SOURCE MATERIAL:
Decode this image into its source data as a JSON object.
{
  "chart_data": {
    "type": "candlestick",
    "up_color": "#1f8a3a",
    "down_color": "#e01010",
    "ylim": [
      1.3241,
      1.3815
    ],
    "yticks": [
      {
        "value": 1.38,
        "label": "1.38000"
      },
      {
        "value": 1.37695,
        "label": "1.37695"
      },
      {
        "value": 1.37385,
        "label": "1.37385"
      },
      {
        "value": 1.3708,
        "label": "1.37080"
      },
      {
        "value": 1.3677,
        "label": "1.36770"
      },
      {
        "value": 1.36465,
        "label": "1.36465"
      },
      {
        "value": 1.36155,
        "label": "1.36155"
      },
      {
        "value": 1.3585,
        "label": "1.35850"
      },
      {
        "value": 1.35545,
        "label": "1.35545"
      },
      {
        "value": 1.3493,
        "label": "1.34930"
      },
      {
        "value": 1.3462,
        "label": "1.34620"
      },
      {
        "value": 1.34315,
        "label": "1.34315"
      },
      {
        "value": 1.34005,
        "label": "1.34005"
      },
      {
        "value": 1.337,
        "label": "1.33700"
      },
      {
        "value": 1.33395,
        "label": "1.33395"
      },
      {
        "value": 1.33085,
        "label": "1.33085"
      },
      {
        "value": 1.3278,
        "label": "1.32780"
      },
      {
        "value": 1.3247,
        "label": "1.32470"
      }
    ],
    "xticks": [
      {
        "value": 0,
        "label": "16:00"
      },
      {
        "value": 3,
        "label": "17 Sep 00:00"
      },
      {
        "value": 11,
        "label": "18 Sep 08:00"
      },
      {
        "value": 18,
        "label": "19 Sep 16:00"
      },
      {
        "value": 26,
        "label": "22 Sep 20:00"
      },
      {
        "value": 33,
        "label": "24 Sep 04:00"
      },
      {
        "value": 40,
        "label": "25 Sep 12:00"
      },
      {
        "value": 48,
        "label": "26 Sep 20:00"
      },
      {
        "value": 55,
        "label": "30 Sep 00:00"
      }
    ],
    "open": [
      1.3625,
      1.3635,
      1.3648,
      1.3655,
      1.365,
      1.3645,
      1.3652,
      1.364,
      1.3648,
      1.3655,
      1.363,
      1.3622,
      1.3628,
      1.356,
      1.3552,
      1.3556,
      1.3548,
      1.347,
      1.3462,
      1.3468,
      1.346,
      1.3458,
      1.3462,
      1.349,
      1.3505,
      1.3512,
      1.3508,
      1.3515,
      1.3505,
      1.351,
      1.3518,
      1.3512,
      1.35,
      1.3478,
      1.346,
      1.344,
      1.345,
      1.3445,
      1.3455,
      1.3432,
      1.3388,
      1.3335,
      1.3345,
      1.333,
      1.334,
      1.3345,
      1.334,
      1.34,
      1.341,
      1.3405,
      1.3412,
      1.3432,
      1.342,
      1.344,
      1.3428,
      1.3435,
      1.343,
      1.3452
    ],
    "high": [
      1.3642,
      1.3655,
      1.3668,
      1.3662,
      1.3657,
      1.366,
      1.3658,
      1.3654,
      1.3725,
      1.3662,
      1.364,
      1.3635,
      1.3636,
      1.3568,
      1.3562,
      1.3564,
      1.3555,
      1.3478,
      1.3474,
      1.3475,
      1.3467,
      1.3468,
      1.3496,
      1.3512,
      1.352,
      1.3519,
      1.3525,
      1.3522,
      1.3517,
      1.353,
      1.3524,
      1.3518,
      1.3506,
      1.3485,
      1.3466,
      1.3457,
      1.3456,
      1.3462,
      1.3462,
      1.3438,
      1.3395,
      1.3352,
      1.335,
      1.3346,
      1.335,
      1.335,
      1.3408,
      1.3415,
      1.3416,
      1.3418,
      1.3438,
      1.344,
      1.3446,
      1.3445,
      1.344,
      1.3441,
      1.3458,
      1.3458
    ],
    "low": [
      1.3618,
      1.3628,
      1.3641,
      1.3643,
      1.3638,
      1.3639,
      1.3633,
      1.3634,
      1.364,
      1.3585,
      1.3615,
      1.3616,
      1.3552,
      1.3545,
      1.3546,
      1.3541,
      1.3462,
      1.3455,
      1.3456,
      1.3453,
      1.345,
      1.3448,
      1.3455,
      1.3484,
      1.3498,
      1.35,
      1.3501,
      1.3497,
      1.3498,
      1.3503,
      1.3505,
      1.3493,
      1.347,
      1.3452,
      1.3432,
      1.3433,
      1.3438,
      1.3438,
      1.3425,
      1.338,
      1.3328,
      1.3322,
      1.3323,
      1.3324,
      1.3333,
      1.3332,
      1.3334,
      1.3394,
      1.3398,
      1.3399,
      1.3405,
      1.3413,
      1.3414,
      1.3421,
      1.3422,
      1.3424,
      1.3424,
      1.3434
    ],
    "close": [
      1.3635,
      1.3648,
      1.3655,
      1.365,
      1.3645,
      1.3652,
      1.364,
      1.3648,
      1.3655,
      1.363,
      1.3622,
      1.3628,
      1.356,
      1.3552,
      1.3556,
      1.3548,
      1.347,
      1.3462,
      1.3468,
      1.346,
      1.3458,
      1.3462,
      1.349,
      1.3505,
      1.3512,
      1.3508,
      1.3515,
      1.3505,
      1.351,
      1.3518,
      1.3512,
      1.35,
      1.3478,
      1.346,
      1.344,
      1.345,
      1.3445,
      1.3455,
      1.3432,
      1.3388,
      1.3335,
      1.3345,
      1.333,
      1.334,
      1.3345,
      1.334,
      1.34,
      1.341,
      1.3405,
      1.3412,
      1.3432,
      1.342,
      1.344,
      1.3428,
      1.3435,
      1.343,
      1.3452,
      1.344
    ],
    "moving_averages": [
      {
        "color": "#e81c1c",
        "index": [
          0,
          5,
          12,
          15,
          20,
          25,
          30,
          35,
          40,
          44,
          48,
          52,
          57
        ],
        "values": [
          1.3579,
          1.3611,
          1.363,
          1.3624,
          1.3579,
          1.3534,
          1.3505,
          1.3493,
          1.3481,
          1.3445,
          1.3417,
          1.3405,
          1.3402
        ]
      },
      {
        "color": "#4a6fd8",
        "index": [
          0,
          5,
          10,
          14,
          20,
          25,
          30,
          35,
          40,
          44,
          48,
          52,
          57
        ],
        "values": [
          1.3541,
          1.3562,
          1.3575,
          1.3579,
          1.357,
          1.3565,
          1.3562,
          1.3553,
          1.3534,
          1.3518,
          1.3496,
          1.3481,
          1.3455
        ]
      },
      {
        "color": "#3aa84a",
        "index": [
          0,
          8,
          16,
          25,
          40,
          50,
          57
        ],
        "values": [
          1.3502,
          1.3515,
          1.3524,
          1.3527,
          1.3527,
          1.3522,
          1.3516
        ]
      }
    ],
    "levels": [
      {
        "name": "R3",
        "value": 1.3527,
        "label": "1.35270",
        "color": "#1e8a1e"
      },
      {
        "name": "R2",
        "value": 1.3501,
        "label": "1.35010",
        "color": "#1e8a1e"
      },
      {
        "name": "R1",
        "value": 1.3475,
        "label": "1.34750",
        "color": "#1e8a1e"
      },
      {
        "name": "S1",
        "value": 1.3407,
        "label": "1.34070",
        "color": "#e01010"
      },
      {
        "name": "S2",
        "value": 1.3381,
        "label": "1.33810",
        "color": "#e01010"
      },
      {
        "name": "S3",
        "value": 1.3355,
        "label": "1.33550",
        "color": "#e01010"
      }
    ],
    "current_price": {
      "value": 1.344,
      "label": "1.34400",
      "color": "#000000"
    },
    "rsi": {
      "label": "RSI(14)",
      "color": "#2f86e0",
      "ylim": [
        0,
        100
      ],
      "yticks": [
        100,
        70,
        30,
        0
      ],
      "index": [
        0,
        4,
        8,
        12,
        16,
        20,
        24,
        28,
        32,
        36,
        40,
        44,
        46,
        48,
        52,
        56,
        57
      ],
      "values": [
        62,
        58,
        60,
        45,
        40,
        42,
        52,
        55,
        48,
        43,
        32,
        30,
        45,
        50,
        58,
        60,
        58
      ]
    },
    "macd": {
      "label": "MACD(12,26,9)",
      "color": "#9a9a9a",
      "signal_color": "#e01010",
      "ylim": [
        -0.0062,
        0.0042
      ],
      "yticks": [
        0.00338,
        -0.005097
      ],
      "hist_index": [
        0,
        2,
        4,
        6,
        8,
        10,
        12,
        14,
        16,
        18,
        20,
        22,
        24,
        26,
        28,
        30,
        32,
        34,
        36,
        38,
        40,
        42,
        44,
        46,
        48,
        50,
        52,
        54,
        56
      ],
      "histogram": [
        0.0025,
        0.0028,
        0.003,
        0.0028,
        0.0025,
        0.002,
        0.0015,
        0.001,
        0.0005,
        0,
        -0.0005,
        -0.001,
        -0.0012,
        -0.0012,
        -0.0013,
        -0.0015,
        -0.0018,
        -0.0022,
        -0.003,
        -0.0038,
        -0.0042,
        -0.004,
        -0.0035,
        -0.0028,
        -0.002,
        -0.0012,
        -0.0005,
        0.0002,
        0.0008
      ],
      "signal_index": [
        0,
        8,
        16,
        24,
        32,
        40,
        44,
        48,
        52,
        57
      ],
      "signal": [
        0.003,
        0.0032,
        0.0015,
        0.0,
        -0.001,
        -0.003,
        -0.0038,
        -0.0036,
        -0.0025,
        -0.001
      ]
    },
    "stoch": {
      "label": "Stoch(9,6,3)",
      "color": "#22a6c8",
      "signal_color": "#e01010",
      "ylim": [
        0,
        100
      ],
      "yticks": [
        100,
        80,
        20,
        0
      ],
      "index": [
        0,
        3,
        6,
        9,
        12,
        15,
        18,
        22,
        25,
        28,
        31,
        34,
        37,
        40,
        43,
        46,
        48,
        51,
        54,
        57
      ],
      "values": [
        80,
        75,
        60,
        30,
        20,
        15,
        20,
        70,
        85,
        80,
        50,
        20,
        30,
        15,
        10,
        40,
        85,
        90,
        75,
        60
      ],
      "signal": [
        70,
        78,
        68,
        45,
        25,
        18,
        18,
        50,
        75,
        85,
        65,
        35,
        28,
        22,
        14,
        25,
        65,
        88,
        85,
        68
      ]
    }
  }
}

EXERCISE REQUIREMENTS: Reply with one number only: how many lines of the listing hold "name"?

OUTPUT FOR THIS EXERCISE: 6